Work to be completed: Can you print every record below exactly as written?

Entries with figure data:
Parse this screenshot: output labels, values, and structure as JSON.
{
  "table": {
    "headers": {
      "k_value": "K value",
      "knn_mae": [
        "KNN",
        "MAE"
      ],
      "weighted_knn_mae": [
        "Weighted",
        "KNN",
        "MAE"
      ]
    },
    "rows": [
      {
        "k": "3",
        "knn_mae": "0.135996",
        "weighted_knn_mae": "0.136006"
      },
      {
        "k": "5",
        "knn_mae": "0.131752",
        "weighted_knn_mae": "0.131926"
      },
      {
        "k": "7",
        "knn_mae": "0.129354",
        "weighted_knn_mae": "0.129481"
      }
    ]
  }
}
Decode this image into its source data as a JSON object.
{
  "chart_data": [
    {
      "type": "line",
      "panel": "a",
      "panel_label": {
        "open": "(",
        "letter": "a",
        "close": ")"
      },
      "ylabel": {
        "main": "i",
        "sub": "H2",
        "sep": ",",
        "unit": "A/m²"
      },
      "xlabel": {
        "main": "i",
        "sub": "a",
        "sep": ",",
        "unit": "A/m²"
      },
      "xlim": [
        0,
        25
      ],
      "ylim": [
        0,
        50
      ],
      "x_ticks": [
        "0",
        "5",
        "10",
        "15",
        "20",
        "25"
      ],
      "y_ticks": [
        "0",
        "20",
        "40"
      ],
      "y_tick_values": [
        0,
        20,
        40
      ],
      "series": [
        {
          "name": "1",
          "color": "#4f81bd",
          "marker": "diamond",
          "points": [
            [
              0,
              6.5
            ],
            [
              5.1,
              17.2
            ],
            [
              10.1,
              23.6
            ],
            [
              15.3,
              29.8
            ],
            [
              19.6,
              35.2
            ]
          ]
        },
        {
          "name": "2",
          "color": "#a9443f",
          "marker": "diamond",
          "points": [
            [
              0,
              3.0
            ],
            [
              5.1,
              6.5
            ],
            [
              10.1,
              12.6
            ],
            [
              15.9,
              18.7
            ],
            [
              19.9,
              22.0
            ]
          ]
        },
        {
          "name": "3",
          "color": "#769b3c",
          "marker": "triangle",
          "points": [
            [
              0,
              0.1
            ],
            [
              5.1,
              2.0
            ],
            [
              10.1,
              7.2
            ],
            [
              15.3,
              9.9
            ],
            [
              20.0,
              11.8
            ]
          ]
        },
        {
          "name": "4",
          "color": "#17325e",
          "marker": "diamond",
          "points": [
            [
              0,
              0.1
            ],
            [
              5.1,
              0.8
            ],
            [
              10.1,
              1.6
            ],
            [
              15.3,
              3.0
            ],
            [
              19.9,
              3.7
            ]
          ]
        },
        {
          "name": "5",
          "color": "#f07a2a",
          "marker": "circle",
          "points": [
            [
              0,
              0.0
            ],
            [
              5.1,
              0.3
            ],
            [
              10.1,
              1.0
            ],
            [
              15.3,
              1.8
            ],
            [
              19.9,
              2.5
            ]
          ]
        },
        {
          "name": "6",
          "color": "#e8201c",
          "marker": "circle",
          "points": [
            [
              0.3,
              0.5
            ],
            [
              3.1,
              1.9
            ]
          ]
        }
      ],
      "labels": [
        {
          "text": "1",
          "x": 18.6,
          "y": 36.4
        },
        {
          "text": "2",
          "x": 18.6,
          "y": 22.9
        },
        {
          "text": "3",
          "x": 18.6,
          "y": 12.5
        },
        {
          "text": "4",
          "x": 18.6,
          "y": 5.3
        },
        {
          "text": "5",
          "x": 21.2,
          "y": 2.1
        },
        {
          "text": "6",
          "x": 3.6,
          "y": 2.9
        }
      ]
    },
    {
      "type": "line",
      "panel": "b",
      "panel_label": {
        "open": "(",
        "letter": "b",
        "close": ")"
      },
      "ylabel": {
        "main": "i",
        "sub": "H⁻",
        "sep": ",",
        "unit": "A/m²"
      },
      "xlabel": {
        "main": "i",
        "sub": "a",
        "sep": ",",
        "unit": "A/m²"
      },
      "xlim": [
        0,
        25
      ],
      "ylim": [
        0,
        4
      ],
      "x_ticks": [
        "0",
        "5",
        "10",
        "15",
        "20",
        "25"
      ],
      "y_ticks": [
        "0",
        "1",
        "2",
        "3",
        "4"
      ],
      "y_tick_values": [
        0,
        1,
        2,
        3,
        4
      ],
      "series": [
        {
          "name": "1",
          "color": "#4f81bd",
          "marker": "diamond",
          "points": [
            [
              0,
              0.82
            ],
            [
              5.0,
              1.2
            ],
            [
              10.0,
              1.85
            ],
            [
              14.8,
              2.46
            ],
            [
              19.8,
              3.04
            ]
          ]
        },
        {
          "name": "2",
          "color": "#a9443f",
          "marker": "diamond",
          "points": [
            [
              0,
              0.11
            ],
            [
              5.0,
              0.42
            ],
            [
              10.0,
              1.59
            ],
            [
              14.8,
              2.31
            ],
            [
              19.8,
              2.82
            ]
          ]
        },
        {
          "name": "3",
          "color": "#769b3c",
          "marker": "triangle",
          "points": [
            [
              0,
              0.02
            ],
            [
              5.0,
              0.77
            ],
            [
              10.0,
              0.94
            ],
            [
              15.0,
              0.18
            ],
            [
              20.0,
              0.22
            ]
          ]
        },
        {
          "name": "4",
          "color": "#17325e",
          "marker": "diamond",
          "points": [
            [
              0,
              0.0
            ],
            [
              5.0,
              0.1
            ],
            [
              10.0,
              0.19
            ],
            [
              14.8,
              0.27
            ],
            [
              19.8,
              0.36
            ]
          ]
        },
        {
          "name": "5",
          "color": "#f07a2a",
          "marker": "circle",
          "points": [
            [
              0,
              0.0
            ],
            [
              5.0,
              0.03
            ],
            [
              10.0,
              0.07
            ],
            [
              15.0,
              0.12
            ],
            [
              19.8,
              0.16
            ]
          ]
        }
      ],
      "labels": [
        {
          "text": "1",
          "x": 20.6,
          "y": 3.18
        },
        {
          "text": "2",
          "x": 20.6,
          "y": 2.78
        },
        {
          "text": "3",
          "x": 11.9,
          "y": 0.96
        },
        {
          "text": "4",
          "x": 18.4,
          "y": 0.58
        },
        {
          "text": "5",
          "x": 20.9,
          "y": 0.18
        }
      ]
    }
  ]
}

Answer to this problem:
Parse this screenshot: output labels, values, and structure as JSON.
{
  "table": {
    "headers": {
      "k_value": "K value",
      "knn_mae": [
        "KNN",
        "MAE"
      ],
      "weighted_knn_mae": [
        "Weighted",
        "KNN",
        "MAE"
      ]
    },
    "rows": [
      {
        "k": "3",
        "knn_mae": "0.135996",
        "weighted_knn_mae": "0.136006"
      },
      {
        "k": "5",
        "knn_mae": "0.131752",
        "weighted_knn_mae": "0.131926"
      },
      {
        "k": "7",
        "knn_mae": "0.129354",
        "weighted_knn_mae": "0.129481"
      }
    ]
  }
}
Decode this image into its source data as a JSON object.
{
  "chart_data": [
    {
      "type": "line",
      "panel": "a",
      "panel_label": {
        "open": "(",
        "letter": "a",
        "close": ")"
      },
      "ylabel": {
        "main": "i",
        "sub": "H2",
        "sep": ",",
        "unit": "A/m²"
      },
      "xlabel": {
        "main": "i",
        "sub": "a",
        "sep": ",",
        "unit": "A/m²"
      },
      "xlim": [
        0,
        25
      ],
      "ylim": [
        0,
        50
      ],
      "x_ticks": [
        "0",
        "5",
        "10",
        "15",
        "20",
        "25"
      ],
      "y_ticks": [
        "0",
        "20",
        "40"
      ],
      "y_tick_values": [
        0,
        20,
        40
      ],
      "series": [
        {
          "name": "1",
          "color": "#4f81bd",
          "marker": "diamond",
          "points": [
            [
              0,
              6.5
            ],
            [
              5.1,
              17.2
            ],
            [
              10.1,
              23.6
            ],
            [
              15.3,
              29.8
            ],
            [
              19.6,
              35.2
            ]
          ]
        },
        {
          "name": "2",
          "color": "#a9443f",
          "marker": "diamond",
          "points": [
            [
              0,
              3.0
            ],
            [
              5.1,
              6.5
            ],
            [
              10.1,
              12.6
            ],
            [
              15.9,
              18.7
            ],
            [
              19.9,
              22.0
            ]
          ]
        },
        {
          "name": "3",
          "color": "#769b3c",
          "marker": "triangle",
          "points": [
            [
              0,
              0.1
            ],
            [
              5.1,
              2.0
            ],
            [
              10.1,
              7.2
            ],
            [
              15.3,
              9.9
            ],
            [
              20.0,
              11.8
            ]
          ]
        },
        {
          "name": "4",
          "color": "#17325e",
          "marker": "diamond",
          "points": [
            [
              0,
              0.1
            ],
            [
              5.1,
              0.8
            ],
            [
              10.1,
              1.6
            ],
            [
              15.3,
              3.0
            ],
            [
              19.9,
              3.7
            ]
          ]
        },
        {
          "name": "5",
          "color": "#f07a2a",
          "marker": "circle",
          "points": [
            [
              0,
              0.0
            ],
            [
              5.1,
              0.3
            ],
            [
              10.1,
              1.0
            ],
            [
              15.3,
              1.8
            ],
            [
              19.9,
              2.5
            ]
          ]
        },
        {
          "name": "6",
          "color": "#e8201c",
          "marker": "circle",
          "points": [
            [
              0.3,
              0.5
            ],
            [
              3.1,
              1.9
            ]
          ]
        }
      ],
      "labels": [
        {
          "text": "1",
          "x": 18.6,
          "y": 36.4
        },
        {
          "text": "2",
          "x": 18.6,
          "y": 22.9
        },
        {
          "text": "3",
          "x": 18.6,
          "y": 12.5
        },
        {
          "text": "4",
          "x": 18.6,
          "y": 5.3
        },
        {
          "text": "5",
          "x": 21.2,
          "y": 2.1
        },
        {
          "text": "6",
          "x": 3.6,
          "y": 2.9
        }
      ]
    },
    {
      "type": "line",
      "panel": "b",
      "panel_label": {
        "open": "(",
        "letter": "b",
        "close": ")"
      },
      "ylabel": {
        "main": "i",
        "sub": "H⁻",
        "sep": ",",
        "unit": "A/m²"
      },
      "xlabel": {
        "main": "i",
        "sub": "a",
        "sep": ",",
        "unit": "A/m²"
      },
      "xlim": [
        0,
        25
      ],
      "ylim": [
        0,
        4
      ],
      "x_ticks": [
        "0",
        "5",
        "10",
        "15",
        "20",
        "25"
      ],
      "y_ticks": [
        "0",
        "1",
        "2",
        "3",
        "4"
      ],
      "y_tick_values": [
        0,
        1,
        2,
        3,
        4
      ],
      "series": [
        {
          "name": "1",
          "color": "#4f81bd",
          "marker": "diamond",
          "points": [
            [
              0,
              0.82
            ],
            [
              5.0,
              1.2
            ],
            [
              10.0,
              1.85
            ],
            [
              14.8,
              2.46
            ],
            [
              19.8,
              3.04
            ]
          ]
        },
        {
          "name": "2",
          "color": "#a9443f",
          "marker": "diamond",
          "points": [
            [
              0,
              0.11
            ],
            [
              5.0,
              0.42
            ],
            [
              10.0,
              1.59
            ],
            [
              14.8,
              2.31
            ],
            [
              19.8,
              2.82
            ]
          ]
        },
        {
          "name": "3",
          "color": "#769b3c",
          "marker": "triangle",
          "points": [
            [
              0,
              0.02
            ],
            [
              5.0,
              0.77
            ],
            [
              10.0,
              0.94
            ],
            [
              15.0,
              0.18
            ],
            [
              20.0,
              0.22
            ]
          ]
        },
        {
          "name": "4",
          "color": "#17325e",
          "marker": "diamond",
          "points": [
            [
              0,
              0.0
            ],
            [
              5.0,
              0.1
            ],
            [
              10.0,
              0.19
            ],
            [
              14.8,
              0.27
            ],
            [
              19.8,
              0.36
            ]
          ]
        },
        {
          "name": "5",
          "color": "#f07a2a",
          "marker": "circle",
          "points": [
            [
              0,
              0.0
            ],
            [
              5.0,
              0.03
            ],
            [
              10.0,
              0.07
            ],
            [
              15.0,
              0.12
            ],
            [
              19.8,
              0.16
            ]
          ]
        }
      ],
      "labels": [
        {
          "text": "1",
          "x": 20.6,
          "y": 3.18
        },
        {
          "text": "2",
          "x": 20.6,
          "y": 2.78
        },
        {
          "text": "3",
          "x": 11.9,
          "y": 0.96
        },
        {
          "text": "4",
          "x": 18.4,
          "y": 0.58
        },
        {
          "text": "5",
          "x": 20.9,
          "y": 0.18
        }
      ]
    }
  ]
}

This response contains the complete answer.